#### Directions
Output the material below in full, exactly as it is.

#### Record list
— START —
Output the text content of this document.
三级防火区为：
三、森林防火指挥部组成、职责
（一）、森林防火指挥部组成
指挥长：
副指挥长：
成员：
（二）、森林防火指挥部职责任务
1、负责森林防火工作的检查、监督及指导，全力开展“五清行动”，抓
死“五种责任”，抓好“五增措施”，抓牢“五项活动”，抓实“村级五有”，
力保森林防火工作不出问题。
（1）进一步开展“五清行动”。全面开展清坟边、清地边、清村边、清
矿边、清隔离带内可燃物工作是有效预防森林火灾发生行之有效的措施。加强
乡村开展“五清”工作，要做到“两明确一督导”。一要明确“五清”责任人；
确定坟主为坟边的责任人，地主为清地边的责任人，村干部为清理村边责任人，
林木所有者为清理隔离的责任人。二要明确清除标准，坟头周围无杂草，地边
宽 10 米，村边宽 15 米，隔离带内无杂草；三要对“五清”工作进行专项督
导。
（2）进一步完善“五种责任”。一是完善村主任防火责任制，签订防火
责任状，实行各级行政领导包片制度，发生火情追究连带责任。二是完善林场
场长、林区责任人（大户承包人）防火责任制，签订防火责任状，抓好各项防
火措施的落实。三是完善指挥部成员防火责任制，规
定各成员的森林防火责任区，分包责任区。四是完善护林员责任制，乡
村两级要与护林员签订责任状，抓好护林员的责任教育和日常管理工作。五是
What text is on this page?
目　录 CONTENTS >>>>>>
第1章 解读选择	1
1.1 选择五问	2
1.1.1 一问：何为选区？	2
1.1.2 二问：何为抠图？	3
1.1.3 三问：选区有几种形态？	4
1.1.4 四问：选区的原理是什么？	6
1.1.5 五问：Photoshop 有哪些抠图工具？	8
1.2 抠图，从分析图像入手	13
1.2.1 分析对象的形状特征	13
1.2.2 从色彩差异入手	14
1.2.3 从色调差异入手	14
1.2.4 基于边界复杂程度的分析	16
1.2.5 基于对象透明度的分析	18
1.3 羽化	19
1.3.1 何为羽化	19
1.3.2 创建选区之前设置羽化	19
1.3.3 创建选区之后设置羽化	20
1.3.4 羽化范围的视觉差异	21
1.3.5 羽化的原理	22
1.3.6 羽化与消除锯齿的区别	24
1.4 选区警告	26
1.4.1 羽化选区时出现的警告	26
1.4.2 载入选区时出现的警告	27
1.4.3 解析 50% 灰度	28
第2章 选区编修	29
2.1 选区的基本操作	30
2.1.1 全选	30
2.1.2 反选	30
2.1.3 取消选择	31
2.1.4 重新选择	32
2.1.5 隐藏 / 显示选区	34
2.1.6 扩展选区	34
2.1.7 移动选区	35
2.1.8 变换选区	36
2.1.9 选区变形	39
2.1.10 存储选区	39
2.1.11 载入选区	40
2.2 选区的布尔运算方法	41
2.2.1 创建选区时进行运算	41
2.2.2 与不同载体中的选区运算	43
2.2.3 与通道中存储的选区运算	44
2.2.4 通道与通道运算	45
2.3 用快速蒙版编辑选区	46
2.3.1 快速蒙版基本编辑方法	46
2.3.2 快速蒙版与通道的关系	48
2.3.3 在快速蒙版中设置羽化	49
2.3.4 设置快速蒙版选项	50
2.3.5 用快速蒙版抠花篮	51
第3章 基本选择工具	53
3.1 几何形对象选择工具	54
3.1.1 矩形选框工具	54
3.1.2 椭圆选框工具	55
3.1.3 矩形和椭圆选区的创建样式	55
— END —
#### Reply to the task
Output the text content of this document.
三级防火区为：
三、森林防火指挥部组成、职责
（一）、森林防火指挥部组成
指挥长：
副指挥长：
成员：
（二）、森林防火指挥部职责任务
1、负责森林防火工作的检查、监督及指导，全力开展“五清行动”，抓
死“五种责任”，抓好“五增措施”，抓牢“五项活动”，抓实“村级五有”，
力保森林防火工作不出问题。
（1）进一步开展“五清行动”。全面开展清坟边、清地边、清村边、清
矿边、清隔离带内可燃物工作是有效预防森林火灾发生行之有效的措施。加强
乡村开展“五清”工作，要做到“两明确一督导”。一要明确“五清”责任人；
确定坟主为坟边的责任人，地主为清地边的责任人，村干部为清理村边责任人，
林木所有者为清理隔离的责任人。二要明确清除标准，坟头周围无杂草，地边
宽 10 米，村边宽 15 米，隔离带内无杂草；三要对“五清”工作进行专项督
导。
（2）进一步完善“五种责任”。一是完善村主任防火责任制，签订防火
责任状，实行各级行政领导包片制度，发生火情追究连带责任。二是完善林场
场长、林区责任人（大户承包人）防火责任制，签订防火责任状，抓好各项防
火措施的落实。三是完善指挥部成员防火责任制，规
定各成员的森林防火责任区，分包责任区。四是完善护林员责任制，乡
村两级要与护林员签订责任状，抓好护林员的责任教育和日常管理工作。五是
What text is on this page?
目　录 CONTENTS >>>>>>
第1章 解读选择	1
1.1 选择五问	2
1.1.1 一问：何为选区？	2
1.1.2 二问：何为抠图？	3
1.1.3 三问：选区有几种形态？	4
1.1.4 四问：选区的原理是什么？	6
1.1.5 五问：Photoshop 有哪些抠图工具？	8
1.2 抠图，从分析图像入手	13
1.2.1 分析对象的形状特征	13
1.2.2 从色彩差异入手	14
1.2.3 从色调差异入手	14
1.2.4 基于边界复杂程度的分析	16
1.2.5 基于对象透明度的分析	18
1.3 羽化	19
1.3.1 何为羽化	19
1.3.2 创建选区之前设置羽化	19
1.3.3 创建选区之后设置羽化	20
1.3.4 羽化范围的视觉差异	21
1.3.5 羽化的原理	22
1.3.6 羽化与消除锯齿的区别	24
1.4 选区警告	26
1.4.1 羽化选区时出现的警告	26
1.4.2 载入选区时出现的警告	27
1.4.3 解析 50% 灰度	28
第2章 选区编修	29
2.1 选区的基本操作	30
2.1.1 全选	30
2.1.2 反选	30
2.1.3 取消选择	31
2.1.4 重新选择	32
2.1.5 隐藏 / 显示选区	34
2.1.6 扩展选区	34
2.1.7 移动选区	35
2.1.8 变换选区	36
2.1.9 选区变形	39
2.1.10 存储选区	39
2.1.11 载入选区	40
2.2 选区的布尔运算方法	41
2.2.1 创建选区时进行运算	41
2.2.2 与不同载体中的选区运算	43
2.2.3 与通道中存储的选区运算	44
2.2.4 通道与通道运算	45
2.3 用快速蒙版编辑选区	46
2.3.1 快速蒙版基本编辑方法	46
2.3.2 快速蒙版与通道的关系	48
2.3.3 在快速蒙版中设置羽化	49
2.3.4 设置快速蒙版选项	50
2.3.5 用快速蒙版抠花篮	51
第3章 基本选择工具	53
3.1 几何形对象选择工具	54
3.1.1 矩形选框工具	54
3.1.2 椭圆选框工具	55
3.1.3 矩形和椭圆选区的创建样式	55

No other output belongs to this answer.